_WHAT YOU NEED TO DO_
Without the pictures, copy the entries below word for word.

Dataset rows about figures
+ + + + +

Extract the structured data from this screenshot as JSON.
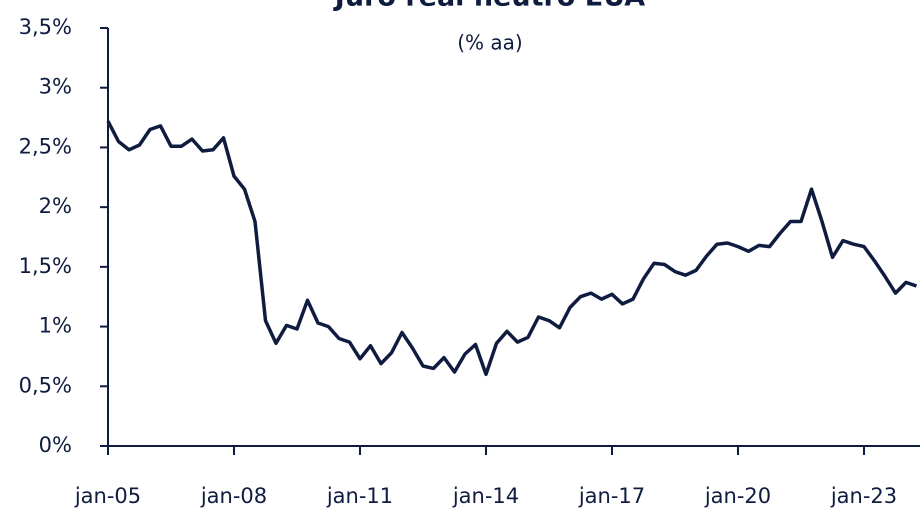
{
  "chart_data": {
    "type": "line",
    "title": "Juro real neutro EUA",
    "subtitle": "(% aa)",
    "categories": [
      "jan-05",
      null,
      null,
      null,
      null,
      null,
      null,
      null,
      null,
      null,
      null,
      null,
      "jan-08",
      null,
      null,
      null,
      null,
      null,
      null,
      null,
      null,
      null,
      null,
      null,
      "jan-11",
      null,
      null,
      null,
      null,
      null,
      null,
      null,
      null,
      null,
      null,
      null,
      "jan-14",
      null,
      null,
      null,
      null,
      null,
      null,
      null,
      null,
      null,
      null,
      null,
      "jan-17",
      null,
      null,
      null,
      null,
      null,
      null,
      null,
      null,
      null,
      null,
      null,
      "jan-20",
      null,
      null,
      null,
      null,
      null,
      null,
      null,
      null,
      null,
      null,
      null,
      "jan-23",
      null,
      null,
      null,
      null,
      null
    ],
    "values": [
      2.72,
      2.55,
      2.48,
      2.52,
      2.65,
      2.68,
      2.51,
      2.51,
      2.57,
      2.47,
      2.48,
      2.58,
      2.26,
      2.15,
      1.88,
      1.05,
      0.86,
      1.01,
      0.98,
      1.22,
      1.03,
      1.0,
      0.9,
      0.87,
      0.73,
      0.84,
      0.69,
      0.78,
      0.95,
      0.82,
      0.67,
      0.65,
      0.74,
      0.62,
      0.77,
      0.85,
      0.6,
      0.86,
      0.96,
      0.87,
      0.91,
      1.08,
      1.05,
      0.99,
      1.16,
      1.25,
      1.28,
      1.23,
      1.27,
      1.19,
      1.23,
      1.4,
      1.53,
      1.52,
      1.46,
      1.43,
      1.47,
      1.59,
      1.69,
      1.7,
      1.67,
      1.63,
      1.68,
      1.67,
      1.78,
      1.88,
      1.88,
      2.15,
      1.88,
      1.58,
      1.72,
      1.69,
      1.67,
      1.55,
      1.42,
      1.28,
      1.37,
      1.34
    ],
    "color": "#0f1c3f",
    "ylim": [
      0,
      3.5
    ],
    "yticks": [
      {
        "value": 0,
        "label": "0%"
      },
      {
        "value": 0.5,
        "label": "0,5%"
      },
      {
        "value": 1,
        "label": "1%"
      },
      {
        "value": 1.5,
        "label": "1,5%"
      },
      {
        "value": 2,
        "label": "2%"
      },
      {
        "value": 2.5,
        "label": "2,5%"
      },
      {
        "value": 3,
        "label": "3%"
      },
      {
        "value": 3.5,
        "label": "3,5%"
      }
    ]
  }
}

+ + + + +

_RESULT OF THE TASK_
Extract the structured data from this screenshot as JSON.
{
  "chart_data": {
    "type": "line",
    "title": "Juro real neutro EUA",
    "subtitle": "(% aa)",
    "categories": [
      "jan-05",
      null,
      null,
      null,
      null,
      null,
      null,
      null,
      null,
      null,
      null,
      null,
      "jan-08",
      null,
      null,
      null,
      null,
      null,
      null,
      null,
      null,
      null,
      null,
      null,
      "jan-11",
      null,
      null,
      null,
      null,
      null,
      null,
      null,
      null,
      null,
      null,
      null,
      "jan-14",
      null,
      null,
      null,
      null,
      null,
      null,
      null,
      null,
      null,
      null,
      null,
      "jan-17",
      null,
      null,
      null,
      null,
      null,
      null,
      null,
      null,
      null,
      null,
      null,
      "jan-20",
      null,
      null,
      null,
      null,
      null,
      null,
      null,
      null,
      null,
      null,
      null,
      "jan-23",
      null,
      null,
      null,
      null,
      null
    ],
    "values": [
      2.72,
      2.55,
      2.48,
      2.52,
      2.65,
      2.68,
      2.51,
      2.51,
      2.57,
      2.47,
      2.48,
      2.58,
      2.26,
      2.15,
      1.88,
      1.05,
      0.86,
      1.01,
      0.98,
      1.22,
      1.03,
      1.0,
      0.9,
      0.87,
      0.73,
      0.84,
      0.69,
      0.78,
      0.95,
      0.82,
      0.67,
      0.65,
      0.74,
      0.62,
      0.77,
      0.85,
      0.6,
      0.86,
      0.96,
      0.87,
      0.91,
      1.08,
      1.05,
      0.99,
      1.16,
      1.25,
      1.28,
      1.23,
      1.27,
      1.19,
      1.23,
      1.4,
      1.53,
      1.52,
      1.46,
      1.43,
      1.47,
      1.59,
      1.69,
      1.7,
      1.67,
      1.63,
      1.68,
      1.67,
      1.78,
      1.88,
      1.88,
      2.15,
      1.88,
      1.58,
      1.72,
      1.69,
      1.67,
      1.55,
      1.42,
      1.28,
      1.37,
      1.34
    ],
    "color": "#0f1c3f",
    "ylim": [
      0,
      3.5
    ],
    "yticks": [
      {
        "value": 0,
        "label": "0%"
      },
      {
        "value": 0.5,
        "label": "0,5%"
      },
      {
        "value": 1,
        "label": "1%"
      },
      {
        "value": 1.5,
        "label": "1,5%"
      },
      {
        "value": 2,
        "label": "2%"
      },
      {
        "value": 2.5,
        "label": "2,5%"
      },
      {
        "value": 3,
        "label": "3%"
      },
      {
        "value": 3.5,
        "label": "3,5%"
      }
    ]
  }
}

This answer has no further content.